(Figure dataset records)
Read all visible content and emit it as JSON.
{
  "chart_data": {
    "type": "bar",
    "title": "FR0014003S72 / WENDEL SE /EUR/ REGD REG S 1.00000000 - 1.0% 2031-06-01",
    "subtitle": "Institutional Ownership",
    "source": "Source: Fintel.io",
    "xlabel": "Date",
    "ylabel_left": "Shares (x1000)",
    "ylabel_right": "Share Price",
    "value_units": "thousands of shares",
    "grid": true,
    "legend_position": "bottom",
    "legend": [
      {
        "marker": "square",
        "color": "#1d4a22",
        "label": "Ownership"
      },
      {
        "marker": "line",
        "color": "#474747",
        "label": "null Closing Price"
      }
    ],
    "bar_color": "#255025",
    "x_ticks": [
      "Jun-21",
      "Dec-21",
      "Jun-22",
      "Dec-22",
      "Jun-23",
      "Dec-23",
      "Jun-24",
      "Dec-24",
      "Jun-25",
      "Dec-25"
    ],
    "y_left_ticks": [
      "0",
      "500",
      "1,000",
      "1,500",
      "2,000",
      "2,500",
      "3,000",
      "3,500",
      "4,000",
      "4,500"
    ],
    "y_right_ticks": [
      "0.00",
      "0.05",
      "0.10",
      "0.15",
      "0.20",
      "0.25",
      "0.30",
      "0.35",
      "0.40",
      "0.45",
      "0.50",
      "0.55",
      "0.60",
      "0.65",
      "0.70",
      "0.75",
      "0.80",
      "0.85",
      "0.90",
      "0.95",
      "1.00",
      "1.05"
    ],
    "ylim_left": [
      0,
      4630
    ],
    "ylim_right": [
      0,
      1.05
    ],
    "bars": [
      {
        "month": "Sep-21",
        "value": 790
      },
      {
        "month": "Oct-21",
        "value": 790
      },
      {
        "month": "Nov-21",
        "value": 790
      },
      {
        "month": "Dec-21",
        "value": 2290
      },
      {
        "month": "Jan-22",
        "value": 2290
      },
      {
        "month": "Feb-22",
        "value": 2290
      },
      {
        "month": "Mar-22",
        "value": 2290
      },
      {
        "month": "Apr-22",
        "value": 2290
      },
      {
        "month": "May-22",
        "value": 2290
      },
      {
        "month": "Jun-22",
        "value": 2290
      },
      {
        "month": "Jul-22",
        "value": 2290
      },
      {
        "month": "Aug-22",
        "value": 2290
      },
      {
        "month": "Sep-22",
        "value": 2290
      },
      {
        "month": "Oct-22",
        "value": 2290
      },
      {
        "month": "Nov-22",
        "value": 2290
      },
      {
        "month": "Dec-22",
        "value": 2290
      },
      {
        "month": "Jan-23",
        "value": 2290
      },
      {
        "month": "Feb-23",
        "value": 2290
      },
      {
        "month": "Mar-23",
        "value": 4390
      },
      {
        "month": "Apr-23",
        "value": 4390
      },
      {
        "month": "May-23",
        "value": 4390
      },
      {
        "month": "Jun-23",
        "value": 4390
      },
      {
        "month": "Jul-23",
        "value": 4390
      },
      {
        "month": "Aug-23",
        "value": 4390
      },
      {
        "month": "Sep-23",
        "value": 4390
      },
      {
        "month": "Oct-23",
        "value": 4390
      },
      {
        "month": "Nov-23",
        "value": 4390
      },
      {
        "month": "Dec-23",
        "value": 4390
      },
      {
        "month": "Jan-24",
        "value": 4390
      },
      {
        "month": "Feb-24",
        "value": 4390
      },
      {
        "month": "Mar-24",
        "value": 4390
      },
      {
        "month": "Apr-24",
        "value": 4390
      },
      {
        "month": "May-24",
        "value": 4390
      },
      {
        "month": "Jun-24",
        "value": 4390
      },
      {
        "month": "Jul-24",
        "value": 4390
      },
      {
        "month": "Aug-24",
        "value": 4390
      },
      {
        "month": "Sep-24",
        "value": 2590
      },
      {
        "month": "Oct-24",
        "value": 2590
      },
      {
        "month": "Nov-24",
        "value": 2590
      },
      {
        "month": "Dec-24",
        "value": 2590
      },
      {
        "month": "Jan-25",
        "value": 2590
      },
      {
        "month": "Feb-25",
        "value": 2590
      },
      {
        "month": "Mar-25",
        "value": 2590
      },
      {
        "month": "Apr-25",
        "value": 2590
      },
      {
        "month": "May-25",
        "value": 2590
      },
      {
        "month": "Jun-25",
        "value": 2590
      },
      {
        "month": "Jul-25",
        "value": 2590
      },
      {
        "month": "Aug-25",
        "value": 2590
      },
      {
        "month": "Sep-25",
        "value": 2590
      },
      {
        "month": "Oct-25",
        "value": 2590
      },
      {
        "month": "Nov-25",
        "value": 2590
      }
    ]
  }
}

§ Given instruction
Write out every line of the records exactly.

§ Task answer
Read all visible content and emit it as JSON.
{
  "chart_data": {
    "type": "bar",
    "title": "FR0014003S72 / WENDEL SE /EUR/ REGD REG S 1.00000000 - 1.0% 2031-06-01",
    "subtitle": "Institutional Ownership",
    "source": "Source: Fintel.io",
    "xlabel": "Date",
    "ylabel_left": "Shares (x1000)",
    "ylabel_right": "Share Price",
    "value_units": "thousands of shares",
    "grid": true,
    "legend_position": "bottom",
    "legend": [
      {
        "marker": "square",
        "color": "#1d4a22",
        "label": "Ownership"
      },
      {
        "marker": "line",
        "color": "#474747",
        "label": "null Closing Price"
      }
    ],
    "bar_color": "#255025",
    "x_ticks": [
      "Jun-21",
      "Dec-21",
      "Jun-22",
      "Dec-22",
      "Jun-23",
      "Dec-23",
      "Jun-24",
      "Dec-24",
      "Jun-25",
      "Dec-25"
    ],
    "y_left_ticks": [
      "0",
      "500",
      "1,000",
      "1,500",
      "2,000",
      "2,500",
      "3,000",
      "3,500",
      "4,000",
      "4,500"
    ],
    "y_right_ticks": [
      "0.00",
      "0.05",
      "0.10",
      "0.15",
      "0.20",
      "0.25",
      "0.30",
      "0.35",
      "0.40",
      "0.45",
      "0.50",
      "0.55",
      "0.60",
      "0.65",
      "0.70",
      "0.75",
      "0.80",
      "0.85",
      "0.90",
      "0.95",
      "1.00",
      "1.05"
    ],
    "ylim_left": [
      0,
      4630
    ],
    "ylim_right": [
      0,
      1.05
    ],
    "bars": [
      {
        "month": "Sep-21",
        "value": 790
      },
      {
        "month": "Oct-21",
        "value": 790
      },
      {
        "month": "Nov-21",
        "value": 790
      },
      {
        "month": "Dec-21",
        "value": 2290
      },
      {
        "month": "Jan-22",
        "value": 2290
      },
      {
        "month": "Feb-22",
        "value": 2290
      },
      {
        "month": "Mar-22",
        "value": 2290
      },
      {
        "month": "Apr-22",
        "value": 2290
      },
      {
        "month": "May-22",
        "value": 2290
      },
      {
        "month": "Jun-22",
        "value": 2290
      },
      {
        "month": "Jul-22",
        "value": 2290
      },
      {
        "month": "Aug-22",
        "value": 2290
      },
      {
        "month": "Sep-22",
        "value": 2290
      },
      {
        "month": "Oct-22",
        "value": 2290
      },
      {
        "month": "Nov-22",
        "value": 2290
      },
      {
        "month": "Dec-22",
        "value": 2290
      },
      {
        "month": "Jan-23",
        "value": 2290
      },
      {
        "month": "Feb-23",
        "value": 2290
      },
      {
        "month": "Mar-23",
        "value": 4390
      },
      {
        "month": "Apr-23",
        "value": 4390
      },
      {
        "month": "May-23",
        "value": 4390
      },
      {
        "month": "Jun-23",
        "value": 4390
      },
      {
        "month": "Jul-23",
        "value": 4390
      },
      {
        "month": "Aug-23",
        "value": 4390
      },
      {
        "month": "Sep-23",
        "value": 4390
      },
      {
        "month": "Oct-23",
        "value": 4390
      },
      {
        "month": "Nov-23",
        "value": 4390
      },
      {
        "month": "Dec-23",
        "value": 4390
      },
      {
        "month": "Jan-24",
        "value": 4390
      },
      {
        "month": "Feb-24",
        "value": 4390
      },
      {
        "month": "Mar-24",
        "value": 4390
      },
      {
        "month": "Apr-24",
        "value": 4390
      },
      {
        "month": "May-24",
        "value": 4390
      },
      {
        "month": "Jun-24",
        "value": 4390
      },
      {
        "month": "Jul-24",
        "value": 4390
      },
      {
        "month": "Aug-24",
        "value": 4390
      },
      {
        "month": "Sep-24",
        "value": 2590
      },
      {
        "month": "Oct-24",
        "value": 2590
      },
      {
        "month": "Nov-24",
        "value": 2590
      },
      {
        "month": "Dec-24",
        "value": 2590
      },
      {
        "month": "Jan-25",
        "value": 2590
      },
      {
        "month": "Feb-25",
        "value": 2590
      },
      {
        "month": "Mar-25",
        "value": 2590
      },
      {
        "month": "Apr-25",
        "value": 2590
      },
      {
        "month": "May-25",
        "value": 2590
      },
      {
        "month": "Jun-25",
        "value": 2590
      },
      {
        "month": "Jul-25",
        "value": 2590
      },
      {
        "month": "Aug-25",
        "value": 2590
      },
      {
        "month": "Sep-25",
        "value": 2590
      },
      {
        "month": "Oct-25",
        "value": 2590
      },
      {
        "month": "Nov-25",
        "value": 2590
      }
    ]
  }
}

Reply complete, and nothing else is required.